***** Given data *****
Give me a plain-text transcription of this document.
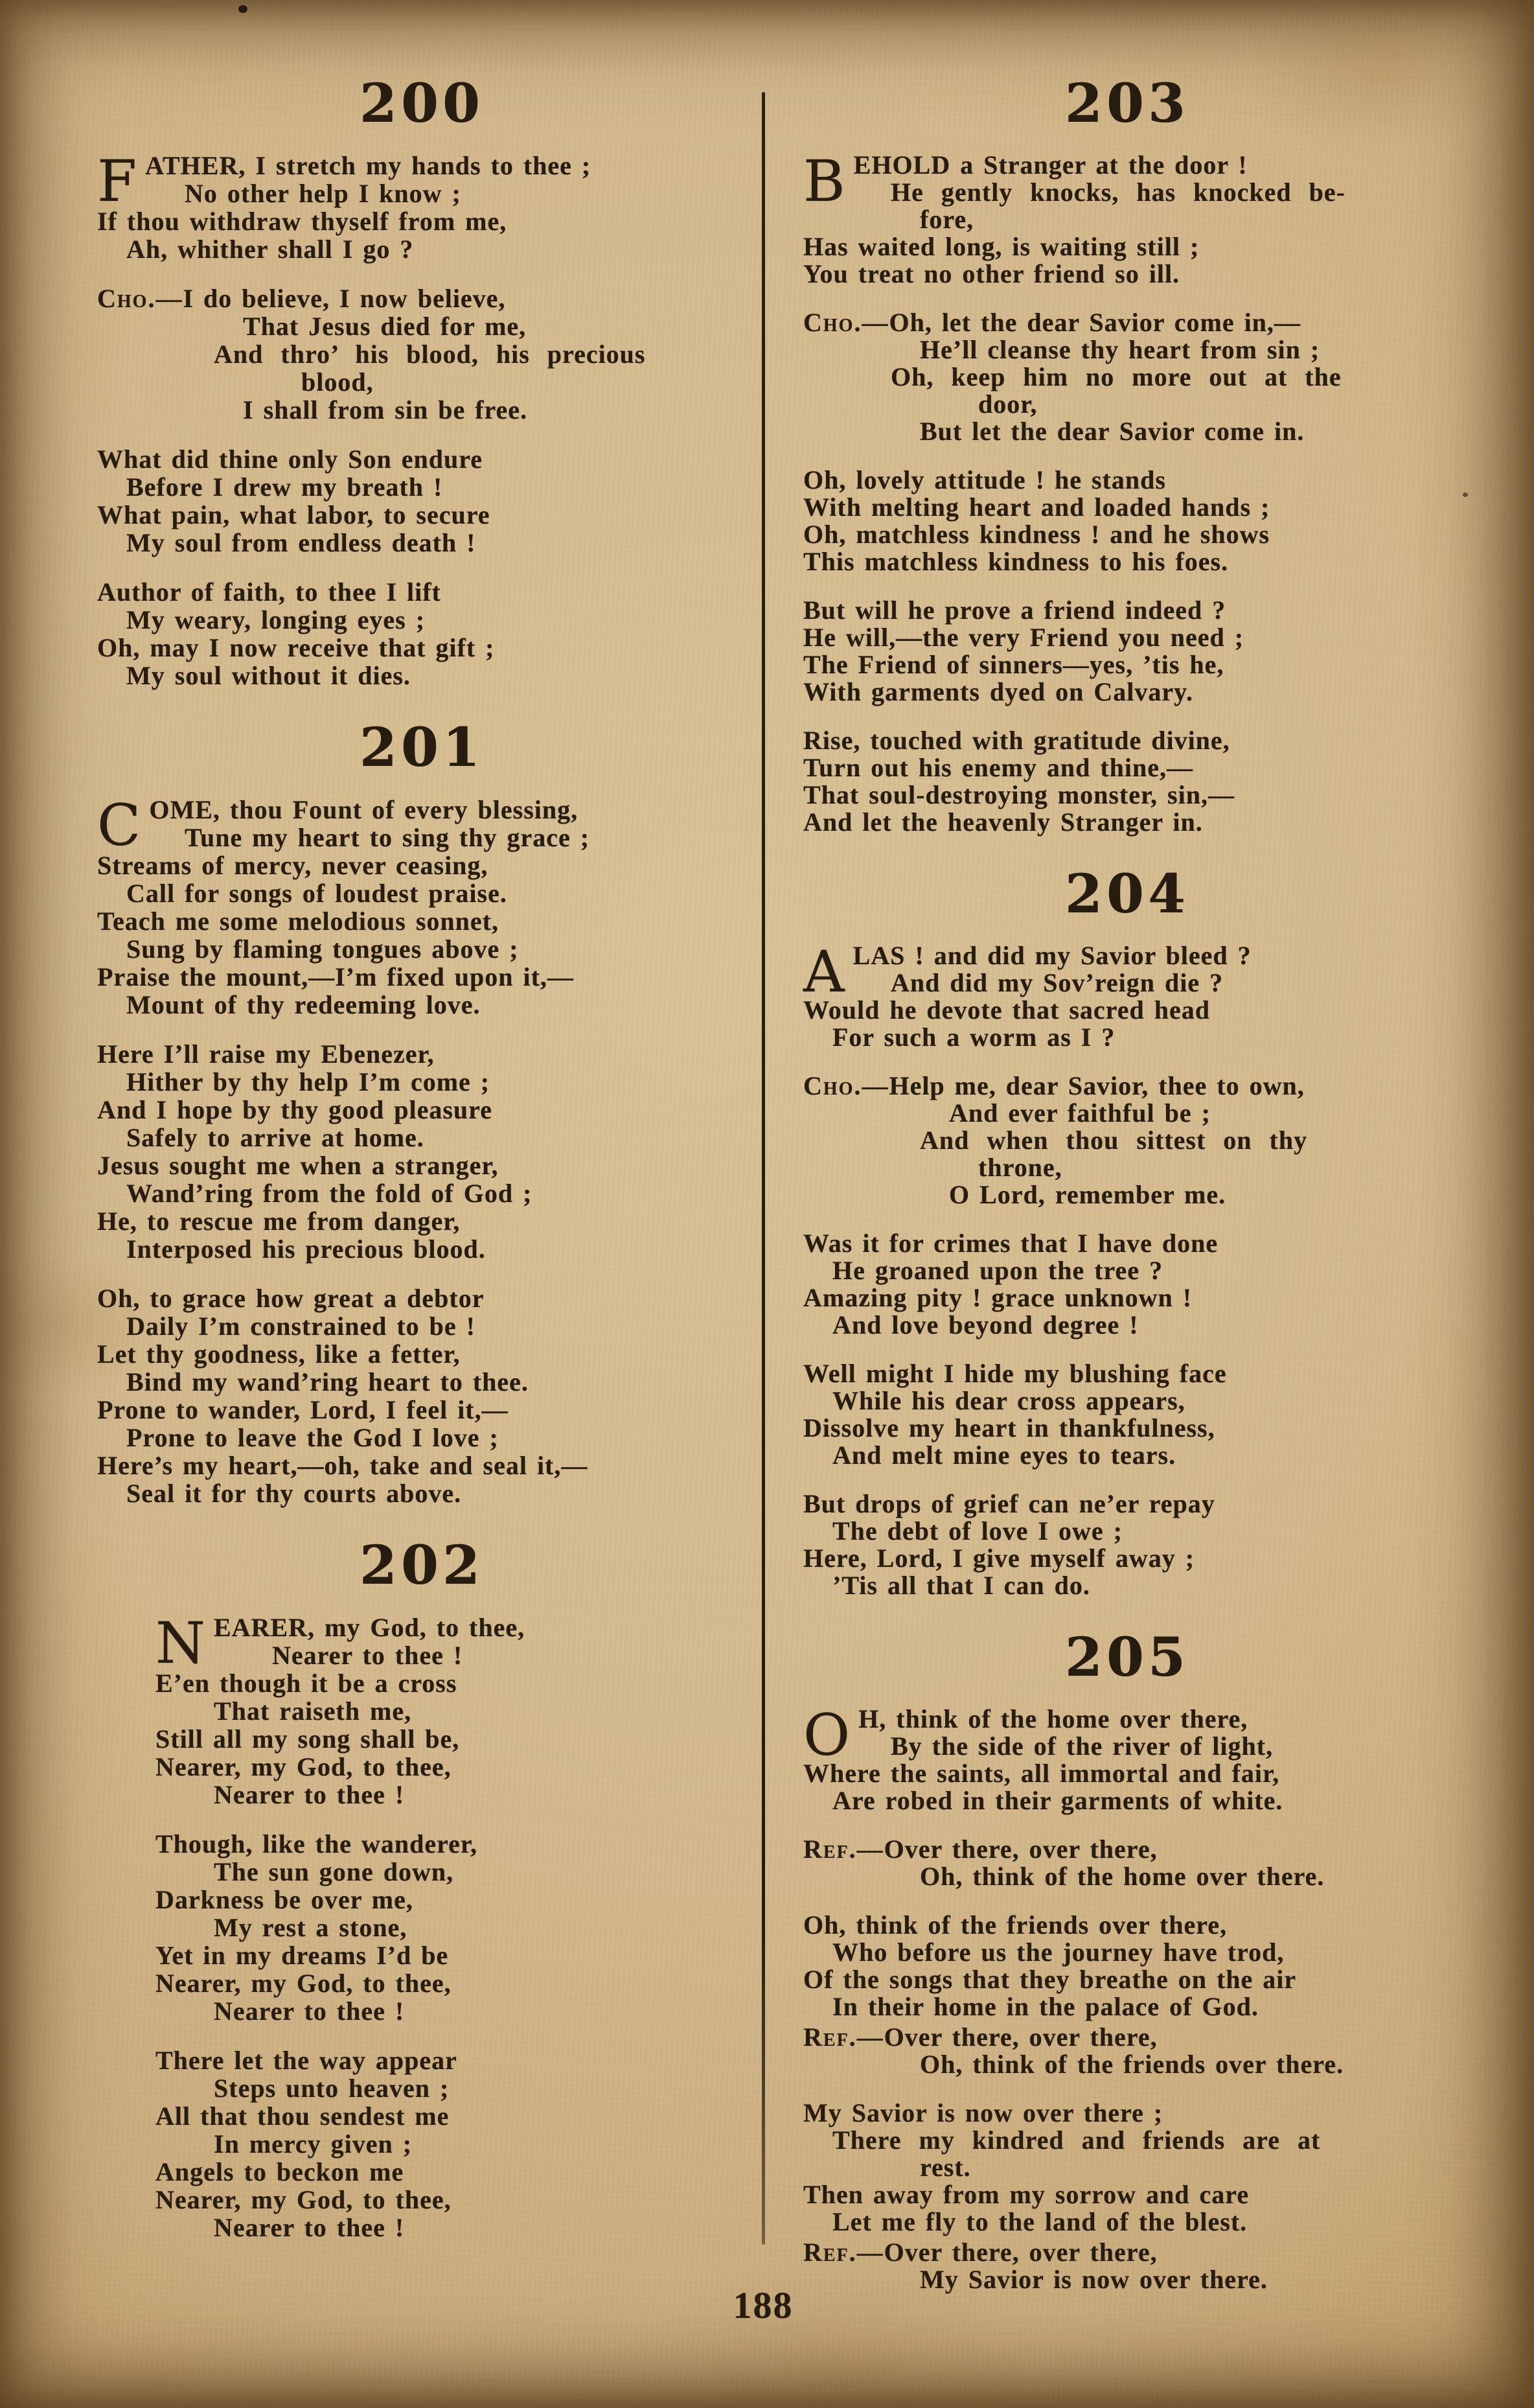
188
200
FATHER, I stretch my hands to thee ;
No other help I know ;
If thou withdraw thyself from me,
Ah, whither shall I go ?
Cho.—I do believe, I now believe,
That Jesus died for me,
And thro’ his blood, his precious
blood,
I shall from sin be free.
What did thine only Son endure
Before I drew my breath !
What pain, what labor, to secure
My soul from endless death !
Author of faith, to thee I lift
My weary, longing eyes ;
Oh, may I now receive that gift ;
My soul without it dies.
201
COME, thou Fount of every blessing,
Tune my heart to sing thy grace ;
Streams of mercy, never ceasing,
Call for songs of loudest praise.
Teach me some melodious sonnet,
Sung by flaming tongues above ;
Praise the mount,—I’m fixed upon it,—
Mount of thy redeeming love.
Here I’ll raise my Ebenezer,
Hither by thy help I’m come ;
And I hope by thy good pleasure
Safely to arrive at home.
Jesus sought me when a stranger,
Wand’ring from the fold of God ;
He, to rescue me from danger,
Interposed his precious blood.
Oh, to grace how great a debtor
Daily I’m constrained to be !
Let thy goodness, like a fetter,
Bind my wand’ring heart to thee.
Prone to wander, Lord, I feel it,—
Prone to leave the God I love ;
Here’s my heart,—oh, take and seal it,—
Seal it for thy courts above.
202
NEARER, my God, to thee,
Nearer to thee !
E’en though it be a cross
That raiseth me,
Still all my song shall be,
Nearer, my God, to thee,
Nearer to thee !
Though, like the wanderer,
The sun gone down,
Darkness be over me,
My rest a stone,
Yet in my dreams I’d be
Nearer, my God, to thee,
Nearer to thee !
There let the way appear
Steps unto heaven ;
All that thou sendest me
In mercy given ;
Angels to beckon me
Nearer, my God, to thee,
Nearer to thee !
203
BEHOLD a Stranger at the door !
He gently knocks, has knocked be-
fore,
Has waited long, is waiting still ;
You treat no other friend so ill.
Cho.—Oh, let the dear Savior come in,—
He’ll cleanse thy heart from sin ;
Oh, keep him no more out at the
door,
But let the dear Savior come in.
Oh, lovely attitude ! he stands
With melting heart and loaded hands ;
Oh, matchless kindness ! and he shows
This matchless kindness to his foes.
But will he prove a friend indeed ?
He will,—the very Friend you need ;
The Friend of sinners—yes, ’tis he,
With garments dyed on Calvary.
Rise, touched with gratitude divine,
Turn out his enemy and thine,—
That soul-destroying monster, sin,—
And let the heavenly Stranger in.
204
ALAS ! and did my Savior bleed ?
And did my Sov’reign die ?
Would he devote that sacred head
For such a worm as I ?
Cho.—Help me, dear Savior, thee to own,
And ever faithful be ;
And when thou sittest on thy
throne,
O Lord, remember me.
Was it for crimes that I have done
He groaned upon the tree ?
Amazing pity ! grace unknown !
And love beyond degree !
Well might I hide my blushing face
While his dear cross appears,
Dissolve my heart in thankfulness,
And melt mine eyes to tears.
But drops of grief can ne’er repay
The debt of love I owe ;
Here, Lord, I give myself away ;
’Tis all that I can do.
205
O H, think of the home over there,
By the side of the river of light,
Where the saints, all immortal and fair,
Are robed in their garments of white.
Ref.—Over there, over there,
Oh, think of the home over there.
Oh, think of the friends over there,
Who before us the journey have trod,
Of the songs that they breathe on the air
In their home in the palace of God.
Ref.—Over there, over there,
Oh, think of the friends over there.
My Savior is now over there ;
There my kindred and friends are at
rest.
Then away from my sorrow and care
Let me fly to the land of the blest.
Ref.—Over there, over there,
My Savior is now over there.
*****
◆ **Task instructions**:
Look through the data above. Find each line with the string "blood" and copy it.

◆ **Answer to the exercise**:
And thro’ his blood, his precious
blood,
Interposed his precious blood.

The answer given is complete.